## Problem description
Track down each line that has the word "задачи" and copy it.

## Records shown
* * *

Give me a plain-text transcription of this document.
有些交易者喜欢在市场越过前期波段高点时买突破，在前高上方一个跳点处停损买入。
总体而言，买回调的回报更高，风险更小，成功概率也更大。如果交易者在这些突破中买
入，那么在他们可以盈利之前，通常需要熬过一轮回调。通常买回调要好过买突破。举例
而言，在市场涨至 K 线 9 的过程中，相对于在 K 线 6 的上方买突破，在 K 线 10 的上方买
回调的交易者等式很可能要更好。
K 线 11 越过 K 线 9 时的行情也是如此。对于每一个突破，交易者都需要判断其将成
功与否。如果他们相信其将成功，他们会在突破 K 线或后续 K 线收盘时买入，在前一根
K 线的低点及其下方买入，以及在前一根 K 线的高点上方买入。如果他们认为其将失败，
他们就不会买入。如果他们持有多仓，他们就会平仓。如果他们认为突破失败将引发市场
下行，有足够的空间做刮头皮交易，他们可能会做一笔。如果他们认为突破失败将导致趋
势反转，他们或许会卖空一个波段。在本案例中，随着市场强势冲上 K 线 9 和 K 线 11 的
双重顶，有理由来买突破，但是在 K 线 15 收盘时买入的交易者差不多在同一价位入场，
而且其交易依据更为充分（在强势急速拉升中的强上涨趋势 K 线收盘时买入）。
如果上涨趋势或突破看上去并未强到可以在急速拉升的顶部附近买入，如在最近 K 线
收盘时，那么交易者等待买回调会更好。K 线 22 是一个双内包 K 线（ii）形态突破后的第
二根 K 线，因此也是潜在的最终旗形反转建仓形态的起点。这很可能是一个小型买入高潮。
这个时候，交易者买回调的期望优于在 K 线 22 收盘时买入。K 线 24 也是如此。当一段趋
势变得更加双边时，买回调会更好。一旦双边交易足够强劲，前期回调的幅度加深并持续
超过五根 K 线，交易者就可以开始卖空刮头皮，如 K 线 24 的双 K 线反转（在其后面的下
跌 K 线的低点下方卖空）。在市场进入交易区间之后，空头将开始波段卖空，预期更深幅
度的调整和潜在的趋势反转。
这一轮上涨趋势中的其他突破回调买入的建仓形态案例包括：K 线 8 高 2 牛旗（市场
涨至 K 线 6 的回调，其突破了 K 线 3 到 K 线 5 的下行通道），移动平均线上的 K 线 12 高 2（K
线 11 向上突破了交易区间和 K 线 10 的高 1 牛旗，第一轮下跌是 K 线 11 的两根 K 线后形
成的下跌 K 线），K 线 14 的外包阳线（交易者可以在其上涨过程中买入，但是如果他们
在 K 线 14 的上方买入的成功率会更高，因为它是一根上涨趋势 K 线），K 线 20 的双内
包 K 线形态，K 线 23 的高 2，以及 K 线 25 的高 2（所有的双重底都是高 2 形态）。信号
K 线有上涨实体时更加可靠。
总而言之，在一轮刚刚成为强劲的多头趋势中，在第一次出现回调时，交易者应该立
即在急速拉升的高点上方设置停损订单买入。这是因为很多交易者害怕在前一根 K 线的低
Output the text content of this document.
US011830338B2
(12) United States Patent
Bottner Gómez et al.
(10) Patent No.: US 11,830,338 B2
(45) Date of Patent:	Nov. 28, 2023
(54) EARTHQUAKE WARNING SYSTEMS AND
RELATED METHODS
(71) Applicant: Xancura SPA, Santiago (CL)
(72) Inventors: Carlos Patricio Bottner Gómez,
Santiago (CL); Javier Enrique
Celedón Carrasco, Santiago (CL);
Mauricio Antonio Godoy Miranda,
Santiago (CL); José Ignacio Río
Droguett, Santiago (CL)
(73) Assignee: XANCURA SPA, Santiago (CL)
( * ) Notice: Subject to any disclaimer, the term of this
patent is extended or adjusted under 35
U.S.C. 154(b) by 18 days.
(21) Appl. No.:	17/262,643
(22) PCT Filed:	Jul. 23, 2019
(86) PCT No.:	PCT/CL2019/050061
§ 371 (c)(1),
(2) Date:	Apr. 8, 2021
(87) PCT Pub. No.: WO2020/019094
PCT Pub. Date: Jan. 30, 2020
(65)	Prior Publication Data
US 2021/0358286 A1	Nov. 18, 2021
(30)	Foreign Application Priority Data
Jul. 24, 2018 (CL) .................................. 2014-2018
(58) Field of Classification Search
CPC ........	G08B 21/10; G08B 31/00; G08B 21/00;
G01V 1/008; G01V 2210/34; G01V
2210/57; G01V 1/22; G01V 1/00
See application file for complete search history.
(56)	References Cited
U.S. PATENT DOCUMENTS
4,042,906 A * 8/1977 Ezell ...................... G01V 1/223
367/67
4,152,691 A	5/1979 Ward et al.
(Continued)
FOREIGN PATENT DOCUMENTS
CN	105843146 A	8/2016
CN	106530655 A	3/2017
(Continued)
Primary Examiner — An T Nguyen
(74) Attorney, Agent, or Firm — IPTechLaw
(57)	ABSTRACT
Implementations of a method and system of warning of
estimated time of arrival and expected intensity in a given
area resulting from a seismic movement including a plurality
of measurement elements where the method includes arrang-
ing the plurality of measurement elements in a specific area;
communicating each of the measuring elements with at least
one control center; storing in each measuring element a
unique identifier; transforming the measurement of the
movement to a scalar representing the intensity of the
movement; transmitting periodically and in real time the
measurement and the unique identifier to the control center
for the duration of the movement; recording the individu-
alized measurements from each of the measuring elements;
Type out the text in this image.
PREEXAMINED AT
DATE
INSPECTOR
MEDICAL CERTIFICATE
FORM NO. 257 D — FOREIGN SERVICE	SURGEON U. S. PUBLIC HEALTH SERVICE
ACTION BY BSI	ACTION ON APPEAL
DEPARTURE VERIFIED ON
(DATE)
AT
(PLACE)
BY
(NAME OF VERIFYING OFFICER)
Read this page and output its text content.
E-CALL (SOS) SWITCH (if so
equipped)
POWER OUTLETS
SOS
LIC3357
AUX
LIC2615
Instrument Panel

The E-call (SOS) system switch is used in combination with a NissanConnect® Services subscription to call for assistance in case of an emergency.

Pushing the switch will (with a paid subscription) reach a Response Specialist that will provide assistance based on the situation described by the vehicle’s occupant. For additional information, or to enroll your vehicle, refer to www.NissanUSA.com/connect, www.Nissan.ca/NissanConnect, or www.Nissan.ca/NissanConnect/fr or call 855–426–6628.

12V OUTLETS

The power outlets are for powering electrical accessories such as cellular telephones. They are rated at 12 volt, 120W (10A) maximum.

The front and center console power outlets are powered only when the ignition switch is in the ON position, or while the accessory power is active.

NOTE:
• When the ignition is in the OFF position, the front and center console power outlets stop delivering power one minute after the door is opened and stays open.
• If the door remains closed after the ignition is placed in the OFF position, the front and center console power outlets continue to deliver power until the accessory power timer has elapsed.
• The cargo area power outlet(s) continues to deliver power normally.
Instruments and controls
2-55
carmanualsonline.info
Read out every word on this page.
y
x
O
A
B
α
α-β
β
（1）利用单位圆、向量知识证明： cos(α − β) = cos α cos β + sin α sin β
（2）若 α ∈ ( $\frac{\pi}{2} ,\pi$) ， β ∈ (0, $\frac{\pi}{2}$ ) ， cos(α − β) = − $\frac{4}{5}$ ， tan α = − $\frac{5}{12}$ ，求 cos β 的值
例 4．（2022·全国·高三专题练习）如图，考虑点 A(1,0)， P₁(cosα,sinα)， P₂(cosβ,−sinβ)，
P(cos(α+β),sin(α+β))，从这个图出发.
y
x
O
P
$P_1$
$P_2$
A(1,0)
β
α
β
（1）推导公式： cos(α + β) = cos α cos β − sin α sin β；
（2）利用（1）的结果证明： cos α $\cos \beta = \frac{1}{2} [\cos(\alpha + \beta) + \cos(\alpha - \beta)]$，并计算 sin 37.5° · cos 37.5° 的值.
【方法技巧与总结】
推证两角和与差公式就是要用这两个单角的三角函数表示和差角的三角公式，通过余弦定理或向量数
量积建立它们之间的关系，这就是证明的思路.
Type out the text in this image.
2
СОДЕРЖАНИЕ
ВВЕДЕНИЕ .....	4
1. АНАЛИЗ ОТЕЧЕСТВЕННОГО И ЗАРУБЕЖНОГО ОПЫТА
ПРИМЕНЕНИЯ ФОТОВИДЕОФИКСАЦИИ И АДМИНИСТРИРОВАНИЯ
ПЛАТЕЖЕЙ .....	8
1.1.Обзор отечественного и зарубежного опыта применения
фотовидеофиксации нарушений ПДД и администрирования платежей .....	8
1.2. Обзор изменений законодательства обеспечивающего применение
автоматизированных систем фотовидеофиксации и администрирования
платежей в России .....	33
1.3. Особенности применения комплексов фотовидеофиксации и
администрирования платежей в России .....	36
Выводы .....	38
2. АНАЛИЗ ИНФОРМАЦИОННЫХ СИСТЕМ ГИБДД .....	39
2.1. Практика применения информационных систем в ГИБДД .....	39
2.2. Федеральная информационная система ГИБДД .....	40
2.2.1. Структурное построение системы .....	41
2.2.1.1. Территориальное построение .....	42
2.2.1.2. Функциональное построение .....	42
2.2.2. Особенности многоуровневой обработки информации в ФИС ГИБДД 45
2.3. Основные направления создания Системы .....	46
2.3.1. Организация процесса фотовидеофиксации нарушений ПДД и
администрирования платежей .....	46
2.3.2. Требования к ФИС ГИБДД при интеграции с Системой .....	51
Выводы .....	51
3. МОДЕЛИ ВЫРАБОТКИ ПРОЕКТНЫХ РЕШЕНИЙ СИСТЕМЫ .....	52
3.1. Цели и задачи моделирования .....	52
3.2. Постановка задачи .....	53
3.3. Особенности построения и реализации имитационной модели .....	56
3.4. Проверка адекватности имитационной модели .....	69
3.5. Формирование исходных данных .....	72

* * *

## Solution to this problem
3.1. Цели и задачи моделирования .....	52
3.2. Постановка задачи .....	53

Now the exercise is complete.